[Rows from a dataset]
Start

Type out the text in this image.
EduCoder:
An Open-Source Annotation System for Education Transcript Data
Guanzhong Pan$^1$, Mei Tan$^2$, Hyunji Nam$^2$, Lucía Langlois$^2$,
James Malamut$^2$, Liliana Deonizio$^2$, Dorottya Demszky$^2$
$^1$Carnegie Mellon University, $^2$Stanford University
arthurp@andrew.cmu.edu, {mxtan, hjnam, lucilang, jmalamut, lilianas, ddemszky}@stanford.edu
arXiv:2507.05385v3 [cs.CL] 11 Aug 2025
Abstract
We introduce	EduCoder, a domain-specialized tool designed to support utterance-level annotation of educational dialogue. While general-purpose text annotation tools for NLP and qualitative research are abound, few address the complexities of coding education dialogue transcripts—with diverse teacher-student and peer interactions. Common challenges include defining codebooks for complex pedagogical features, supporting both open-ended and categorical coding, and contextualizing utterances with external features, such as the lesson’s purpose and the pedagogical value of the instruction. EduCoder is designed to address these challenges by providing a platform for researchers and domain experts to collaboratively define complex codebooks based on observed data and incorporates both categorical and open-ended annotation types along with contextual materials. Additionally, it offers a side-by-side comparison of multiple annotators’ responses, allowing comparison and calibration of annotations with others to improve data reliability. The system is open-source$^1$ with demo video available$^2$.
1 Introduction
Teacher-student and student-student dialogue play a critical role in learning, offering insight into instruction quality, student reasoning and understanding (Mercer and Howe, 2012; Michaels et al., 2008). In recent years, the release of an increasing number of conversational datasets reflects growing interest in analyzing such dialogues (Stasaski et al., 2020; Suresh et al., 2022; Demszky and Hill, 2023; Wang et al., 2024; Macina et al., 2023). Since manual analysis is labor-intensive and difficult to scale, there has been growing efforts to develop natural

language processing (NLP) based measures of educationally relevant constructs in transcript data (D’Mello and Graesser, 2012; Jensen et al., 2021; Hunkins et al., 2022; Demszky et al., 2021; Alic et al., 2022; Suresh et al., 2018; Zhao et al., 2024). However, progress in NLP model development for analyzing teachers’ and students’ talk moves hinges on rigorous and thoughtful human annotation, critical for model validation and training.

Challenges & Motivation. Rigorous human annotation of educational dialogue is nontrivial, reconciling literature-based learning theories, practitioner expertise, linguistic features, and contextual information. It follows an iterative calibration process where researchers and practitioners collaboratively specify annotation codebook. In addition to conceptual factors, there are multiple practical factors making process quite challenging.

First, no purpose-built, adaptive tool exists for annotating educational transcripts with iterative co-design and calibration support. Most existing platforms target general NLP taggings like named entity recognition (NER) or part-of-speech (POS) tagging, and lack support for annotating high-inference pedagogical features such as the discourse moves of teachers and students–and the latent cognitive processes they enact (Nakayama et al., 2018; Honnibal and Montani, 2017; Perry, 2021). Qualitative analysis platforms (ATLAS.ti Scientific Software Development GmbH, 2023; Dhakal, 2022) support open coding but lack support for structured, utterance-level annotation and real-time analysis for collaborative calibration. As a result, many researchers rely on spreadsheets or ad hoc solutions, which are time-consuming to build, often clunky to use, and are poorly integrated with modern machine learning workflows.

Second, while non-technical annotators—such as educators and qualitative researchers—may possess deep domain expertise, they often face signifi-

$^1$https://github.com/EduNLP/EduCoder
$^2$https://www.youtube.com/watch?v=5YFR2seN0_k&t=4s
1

End

EXERCISE OBJECTIVE
Reproduce the full listing word for word.

WRITTEN REPLY
Type out the text in this image.
EduCoder:
An Open-Source Annotation System for Education Transcript Data
Guanzhong Pan$^1$, Mei Tan$^2$, Hyunji Nam$^2$, Lucía Langlois$^2$,
James Malamut$^2$, Liliana Deonizio$^2$, Dorottya Demszky$^2$
$^1$Carnegie Mellon University, $^2$Stanford University
arthurp@andrew.cmu.edu, {mxtan, hjnam, lucilang, jmalamut, lilianas, ddemszky}@stanford.edu
arXiv:2507.05385v3 [cs.CL] 11 Aug 2025
Abstract
We introduce	EduCoder, a domain-specialized tool designed to support utterance-level annotation of educational dialogue. While general-purpose text annotation tools for NLP and qualitative research are abound, few address the complexities of coding education dialogue transcripts—with diverse teacher-student and peer interactions. Common challenges include defining codebooks for complex pedagogical features, supporting both open-ended and categorical coding, and contextualizing utterances with external features, such as the lesson’s purpose and the pedagogical value of the instruction. EduCoder is designed to address these challenges by providing a platform for researchers and domain experts to collaboratively define complex codebooks based on observed data and incorporates both categorical and open-ended annotation types along with contextual materials. Additionally, it offers a side-by-side comparison of multiple annotators’ responses, allowing comparison and calibration of annotations with others to improve data reliability. The system is open-source$^1$ with demo video available$^2$.
1 Introduction
Teacher-student and student-student dialogue play a critical role in learning, offering insight into instruction quality, student reasoning and understanding (Mercer and Howe, 2012; Michaels et al., 2008). In recent years, the release of an increasing number of conversational datasets reflects growing interest in analyzing such dialogues (Stasaski et al., 2020; Suresh et al., 2022; Demszky and Hill, 2023; Wang et al., 2024; Macina et al., 2023). Since manual analysis is labor-intensive and difficult to scale, there has been growing efforts to develop natural

language processing (NLP) based measures of educationally relevant constructs in transcript data (D’Mello and Graesser, 2012; Jensen et al., 2021; Hunkins et al., 2022; Demszky et al., 2021; Alic et al., 2022; Suresh et al., 2018; Zhao et al., 2024). However, progress in NLP model development for analyzing teachers’ and students’ talk moves hinges on rigorous and thoughtful human annotation, critical for model validation and training.

Challenges & Motivation. Rigorous human annotation of educational dialogue is nontrivial, reconciling literature-based learning theories, practitioner expertise, linguistic features, and contextual information. It follows an iterative calibration process where researchers and practitioners collaboratively specify annotation codebook. In addition to conceptual factors, there are multiple practical factors making process quite challenging.

First, no purpose-built, adaptive tool exists for annotating educational transcripts with iterative co-design and calibration support. Most existing platforms target general NLP taggings like named entity recognition (NER) or part-of-speech (POS) tagging, and lack support for annotating high-inference pedagogical features such as the discourse moves of teachers and students–and the latent cognitive processes they enact (Nakayama et al., 2018; Honnibal and Montani, 2017; Perry, 2021). Qualitative analysis platforms (ATLAS.ti Scientific Software Development GmbH, 2023; Dhakal, 2022) support open coding but lack support for structured, utterance-level annotation and real-time analysis for collaborative calibration. As a result, many researchers rely on spreadsheets or ad hoc solutions, which are time-consuming to build, often clunky to use, and are poorly integrated with modern machine learning workflows.

Second, while non-technical annotators—such as educators and qualitative researchers—may possess deep domain expertise, they often face signifi-

$^1$https://github.com/EduNLP/EduCoder
$^2$https://www.youtube.com/watch?v=5YFR2seN0_k&t=4s
1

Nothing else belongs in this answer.